:: Entries provided ::

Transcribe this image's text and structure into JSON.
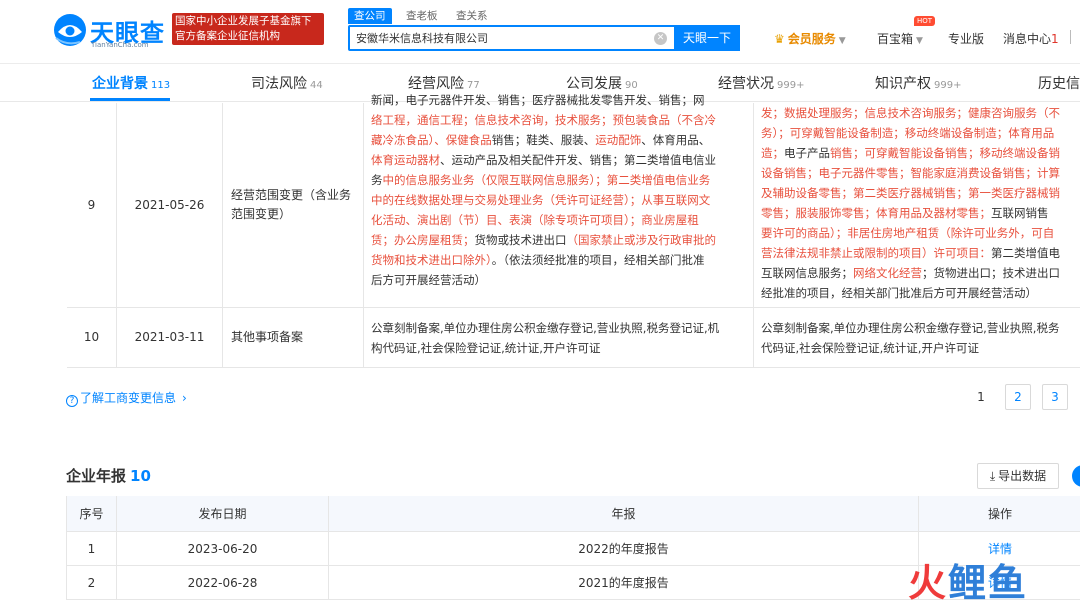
{
  "header": {
    "logo_name": "天眼查",
    "logo_sub": "TianYanCha.com",
    "gov_badge_line1": "国家中小企业发展子基金旗下",
    "gov_badge_line2": "官方备案企业征信机构",
    "search_tabs": [
      "查公司",
      "查老板",
      "查关系"
    ],
    "search_value": "安徽华米信息科技有限公司",
    "search_button": "天眼一下",
    "vip": "会员服务",
    "baibaoxiang": "百宝箱",
    "hot": "HOT",
    "pro": "专业版",
    "messages": "消息中心",
    "message_count": "1"
  },
  "tabs": [
    {
      "label": "企业背景",
      "count": "113"
    },
    {
      "label": "司法风险",
      "count": "44"
    },
    {
      "label": "经营风险",
      "count": "77"
    },
    {
      "label": "公司发展",
      "count": "90"
    },
    {
      "label": "经营状况",
      "count": "999+"
    },
    {
      "label": "知识产权",
      "count": "999+"
    },
    {
      "label": "历史信",
      "count": ""
    }
  ],
  "change_rows": [
    {
      "no": "9",
      "date": "2021-05-26",
      "item": "经营范围变更（含业务范围变更）",
      "before_lines": [
        [
          [
            "新闻，电子元器件开发、销售；医疗器械批发零售开发、销售；网",
            false
          ]
        ],
        [
          [
            "络工程，通信工程；信息技术咨询，技术服务；预包装食品（不含冷",
            true
          ]
        ],
        [
          [
            "藏冷冻食品）、保健食品",
            true
          ],
          [
            "销售；鞋类、服装、",
            false
          ],
          [
            "运动配饰",
            true
          ],
          [
            "、体育用品、",
            false
          ]
        ],
        [
          [
            "体育运动器材",
            true
          ],
          [
            "、运动产品及相关配件开发、销售；第二类增值电信业",
            false
          ]
        ],
        [
          [
            "务",
            false
          ],
          [
            "中的信息服务业务（仅限互联网信息服务）；第二类增值电信业务",
            true
          ]
        ],
        [
          [
            "中的在线数据处理与交易处理业务（凭许可证经营）；从事互联网文",
            true
          ]
        ],
        [
          [
            "化活动、演出剧（节）目、表演（除专项许可项目）；商业房屋租",
            true
          ]
        ],
        [
          [
            "赁；办公房屋租赁；",
            true
          ],
          [
            "货物或技术进出口",
            false
          ],
          [
            "（国家禁止或涉及行政审批的",
            true
          ]
        ],
        [
          [
            "货物和技术进出口除外）",
            true
          ],
          [
            "。（依法须经批准的项目，经相关部门批准",
            false
          ]
        ],
        [
          [
            "后方可开展经营活动）",
            false
          ]
        ]
      ],
      "after_lines": [
        [
          [
            "发；数据处理服务；信息技术咨询服务；健康咨询服务（不",
            true
          ]
        ],
        [
          [
            "务）；可穿戴智能设备制造；移动终端设备制造；体育用品",
            true
          ]
        ],
        [
          [
            "造；",
            true
          ],
          [
            "电子产品",
            false
          ],
          [
            "销售；可穿戴智能设备销售；移动终端设备销",
            true
          ]
        ],
        [
          [
            "设备销售；电子元器件零售；智能家庭消费设备销售；计算",
            true
          ]
        ],
        [
          [
            "及辅助设备零售；第二类医疗器械销售；第一类医疗器械销",
            true
          ]
        ],
        [
          [
            "零售；服装服饰零售；体育用品及器材零售；",
            true
          ],
          [
            "互联网销售",
            false
          ]
        ],
        [
          [
            "要许可的商品）；非居住房地产租赁（除许可业务外，可自",
            true
          ]
        ],
        [
          [
            "营法律法规非禁止或限制的项目）许可项目：",
            true
          ],
          [
            "第二类增值电",
            false
          ]
        ],
        [
          [
            "互联网信息服务；",
            false
          ],
          [
            "网络文化经营",
            true
          ],
          [
            "；货物进出口；技术进出口",
            false
          ]
        ],
        [
          [
            "经批准的项目，经相关部门批准后方可开展经营活动）",
            false
          ]
        ]
      ]
    },
    {
      "no": "10",
      "date": "2021-03-11",
      "item": "其他事项备案",
      "before_lines": [
        [
          [
            "公章刻制备案,单位办理住房公积金缴存登记,营业执照,税务登记证,机",
            false
          ]
        ],
        [
          [
            "构代码证,社会保险登记证,统计证,开户许可证",
            false
          ]
        ]
      ],
      "after_lines": [
        [
          [
            "公章刻制备案,单位办理住房公积金缴存登记,营业执照,税务",
            false
          ]
        ],
        [
          [
            "代码证,社会保险登记证,统计证,开户许可证",
            false
          ]
        ]
      ]
    }
  ],
  "info_link": "了解工商变更信息",
  "pagination": [
    "1",
    "2",
    "3"
  ],
  "annual_report": {
    "title": "企业年报",
    "count": "10",
    "export": "导出数据",
    "headers": [
      "序号",
      "发布日期",
      "年报",
      "操作"
    ],
    "rows": [
      {
        "no": "1",
        "date": "2023-06-20",
        "name": "2022的年度报告",
        "action": "详情"
      },
      {
        "no": "2",
        "date": "2022-06-28",
        "name": "2021的年度报告",
        "action": "详情"
      }
    ]
  },
  "watermark": {
    "a": "火",
    "b": "鲤鱼"
  },
  "colors": {
    "brand": "#0084ff",
    "highlight": "#e8513e",
    "gov_red": "#c8281c"
  }
}
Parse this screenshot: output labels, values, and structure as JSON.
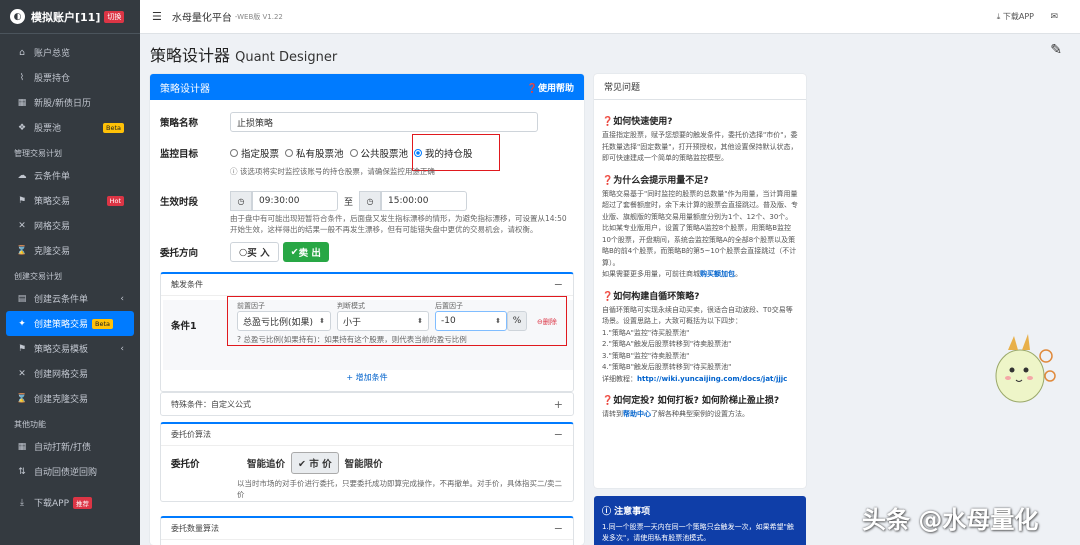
{
  "brand": {
    "title": "模拟账户[11]",
    "switch": "切换"
  },
  "sidebar": {
    "top_items": [
      {
        "label": "账户总览",
        "icon": "dashboard-icon"
      },
      {
        "label": "股票持仓",
        "icon": "chart-icon"
      },
      {
        "label": "新股/新债日历",
        "icon": "calendar-icon"
      },
      {
        "label": "股票池",
        "icon": "pool-icon",
        "badge": "Beta"
      }
    ],
    "section1": "管理交易计划",
    "section1_items": [
      {
        "label": "云条件单",
        "icon": "cloud-icon"
      },
      {
        "label": "策略交易",
        "icon": "strategy-icon",
        "badge": "Hot"
      },
      {
        "label": "网格交易",
        "icon": "grid-icon"
      },
      {
        "label": "克隆交易",
        "icon": "clone-icon"
      }
    ],
    "section2": "创建交易计划",
    "section2_items": [
      {
        "label": "创建云条件单",
        "icon": "cloud-add-icon"
      },
      {
        "label": "创建策略交易",
        "icon": "magic-icon",
        "badge": "Beta"
      },
      {
        "label": "策略交易模板",
        "icon": "template-icon"
      },
      {
        "label": "创建网格交易",
        "icon": "grid-add-icon"
      },
      {
        "label": "创建克隆交易",
        "icon": "clone-add-icon"
      }
    ],
    "section3": "其他功能",
    "section3_items": [
      {
        "label": "自动打新/打债",
        "icon": "calendar-auto-icon"
      },
      {
        "label": "自动回债逆回购",
        "icon": "repo-icon"
      }
    ],
    "download": {
      "label": "下载APP",
      "badge": "推荐"
    }
  },
  "topbar": {
    "title": "水母量化平台",
    "version": "-WEB版 V1.22",
    "download": "下载APP"
  },
  "page": {
    "title": "策略设计器",
    "title_en": "Quant Designer"
  },
  "designer": {
    "header": "策略设计器",
    "help": "使用帮助",
    "name_label": "策略名称",
    "name_value": "止损策略",
    "target_label": "监控目标",
    "target_options": [
      "指定股票",
      "私有股票池",
      "公共股票池",
      "我的持仓股"
    ],
    "target_hint": "该选项将实时监控该账号的持仓股票，请确保监控用途正确",
    "time_label": "生效时段",
    "time_start": "09:30:00",
    "time_to": "至",
    "time_end": "15:00:00",
    "time_hint": "由于盘中有可能出现短暂符合条件，后面盘又发生指标漂移的情形，为避免指标漂移，可设置从14:50开始生效，这样得出的结果一般不再发生漂移，但有可能错失盘中更优的交易机会，请权衡。",
    "direction_label": "委托方向",
    "buy": "买 入",
    "sell": "卖 出",
    "trigger": {
      "header": "触发条件",
      "condition_label": "条件1",
      "front_label": "前置因子",
      "front_value": "总盈亏比例(如果)",
      "mode_label": "判断模式",
      "mode_value": "小于",
      "back_label": "后置因子",
      "back_value": "-10",
      "unit": "%",
      "delete": "删除",
      "hint": "总盈亏比例(如果持有)：如果持有这个股票，则代表当前的盈亏比例",
      "add": "增加条件"
    },
    "special": {
      "header": "特殊条件：自定义公式"
    },
    "price_algo": {
      "header": "委托价算法",
      "label": "委托价",
      "options": [
        "智能追价",
        "市 价",
        "智能限价"
      ],
      "selected": "市 价",
      "hint": "以当时市场的对手价进行委托，只要委托成功即算完成操作，不再撤单。对手价，具体指买二/卖二价"
    },
    "qty_algo": {
      "header": "委托数量算法"
    }
  },
  "faq": {
    "header": "常见问题",
    "items": [
      {
        "q": "如何快速使用?",
        "a": "直接指定股票，赋予您想要的触发条件，委托价选择\"市价\"，委托数量选择\"固定数量\"，打开预授权，其他设置保持默认状态，即可快速建成一个简单的策略监控模型。"
      },
      {
        "q": "为什么会提示用量不足?",
        "a": "策略交易基于\"同时监控的股票的总数量\"作为用量，当计算用量超过了套餐额度时，余下未计算的股票会直接跳过。普及版、专业版、旗舰版的策略交易用量额度分别为1个、12个、30个。比如某专业版用户，设置了策略A监控8个股票，用策略B监控10个股票，开盘期间，系统会监控策略A的全部8个股票以及策略B的前4个股票，而策略B的第5~10个股票会直接跳过（不计算）。",
        "a2": "如果需要更多用量，可前往商城",
        "link": "购买额加包",
        "a3": "。"
      },
      {
        "q": "如何构建自循环策略?",
        "a": "自循环策略可实现永续自动买卖，很适合自动波段、T0交易等场景。设置思路上，大致可概括为以下四步：",
        "steps": [
          "1.\"策略A\"监控\"待买股票池\"",
          "2.\"策略A\"触发后股票转移到\"待卖股票池\"",
          "3.\"策略B\"监控\"待卖股票池\"",
          "4.\"策略B\"触发后股票转移到\"待买股票池\""
        ],
        "detail": "详细教程：",
        "url": "http://wiki.yuncaijing.com/docs/jat/jjjc"
      },
      {
        "q": "如何定投? 如何打板? 如何阶梯止盈止损?",
        "a": "请转到",
        "link": "帮助中心",
        "a2": "了解各种典型案例的设置方法。"
      }
    ]
  },
  "notice": {
    "title": "注意事项",
    "text": "1.同一个股票一天内在同一个策略只会触发一次，如果希望\"触发多次\"，请使用私有股票池模式。"
  },
  "watermark": "头条 @水母量化"
}
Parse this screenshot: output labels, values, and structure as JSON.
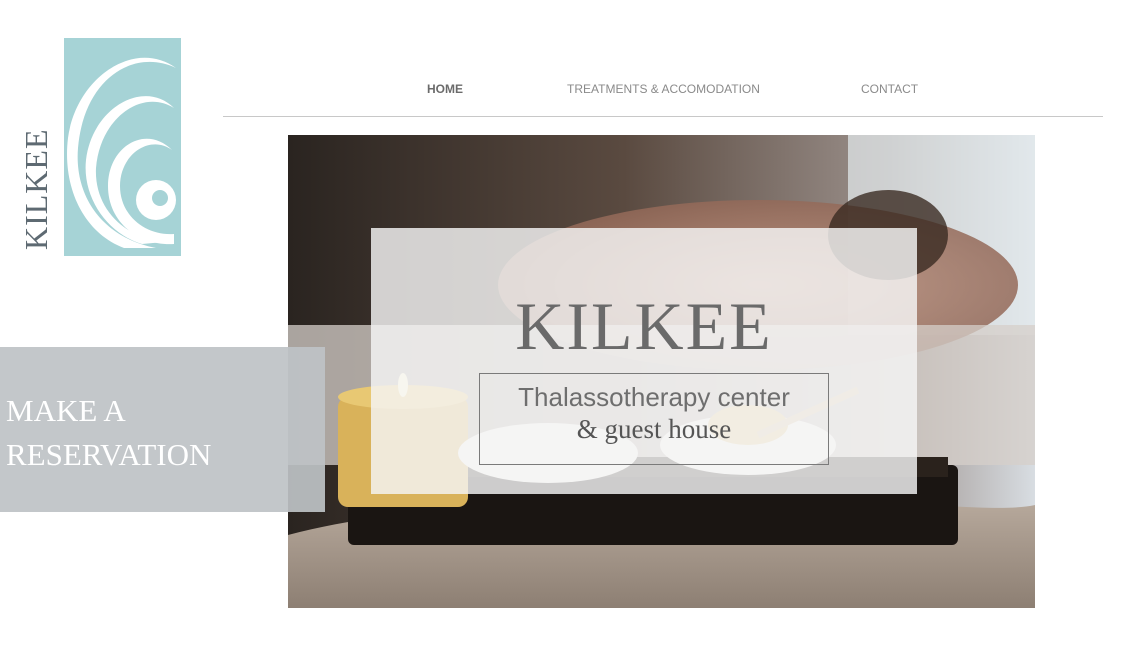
{
  "brand": {
    "logo_text": "KILKEE",
    "colors": {
      "logo_teal": "#a6d3d6",
      "logo_text": "#5e6a72",
      "nav_text": "#8a8a8a",
      "cta_bg": "#bec2c5"
    }
  },
  "nav": {
    "items": [
      {
        "label": "HOME",
        "active": true
      },
      {
        "label": "TREATMENTS & ACCOMODATION",
        "active": false
      },
      {
        "label": "CONTACT",
        "active": false
      }
    ]
  },
  "hero": {
    "title": "KILKEE",
    "tagline_line1": "Thalassotherapy center",
    "tagline_line2": "& guest house",
    "image": "spa-massage-photo"
  },
  "cta": {
    "line1": "MAKE A",
    "line2": "RESERVATION"
  }
}
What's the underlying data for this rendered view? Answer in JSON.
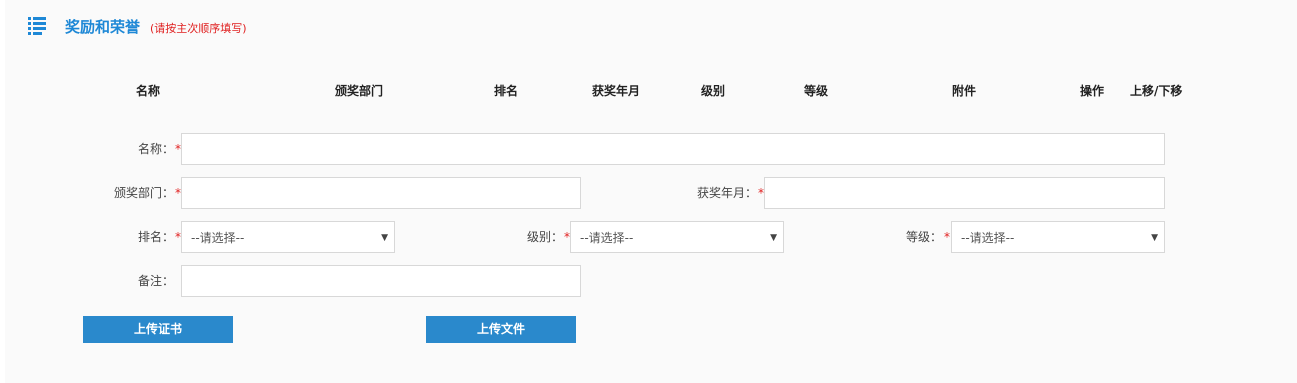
{
  "header": {
    "icon": "list-icon",
    "title": "奖励和荣誉",
    "hint": "(请按主次顺序填写)",
    "accent_color": "#1e88d6",
    "hint_color": "#e02020"
  },
  "table": {
    "columns": [
      "名称",
      "颁奖部门",
      "排名",
      "获奖年月",
      "级别",
      "等级",
      "附件",
      "操作",
      "上移/下移"
    ]
  },
  "form": {
    "required_mark": "*",
    "name": {
      "label": "名称：",
      "value": "",
      "placeholder": ""
    },
    "dept": {
      "label": "颁奖部门：",
      "value": "",
      "placeholder": ""
    },
    "date": {
      "label": "获奖年月：",
      "value": "",
      "placeholder": ""
    },
    "rank": {
      "label": "排名：",
      "selected": "--请选择--"
    },
    "level": {
      "label": "级别：",
      "selected": "--请选择--"
    },
    "grade": {
      "label": "等级：",
      "selected": "--请选择--"
    },
    "remark": {
      "label": "备注：",
      "value": "",
      "placeholder": ""
    }
  },
  "buttons": {
    "upload_certificate": "上传证书",
    "upload_file": "上传文件",
    "color": "#2a89cc"
  },
  "icons": {
    "dropdown": "▼"
  }
}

:::

Exercise prompt: Using the records above, pull out each line where the word "单位办理住房公积金缴存登记" occurs.

Solution to this problem:
            "公章刻制备案,单位办理住房公积金缴存登记,营业执照,税务登记证,机",
            "公章刻制备案,单位办理住房公积金缴存登记,营业执照,税务",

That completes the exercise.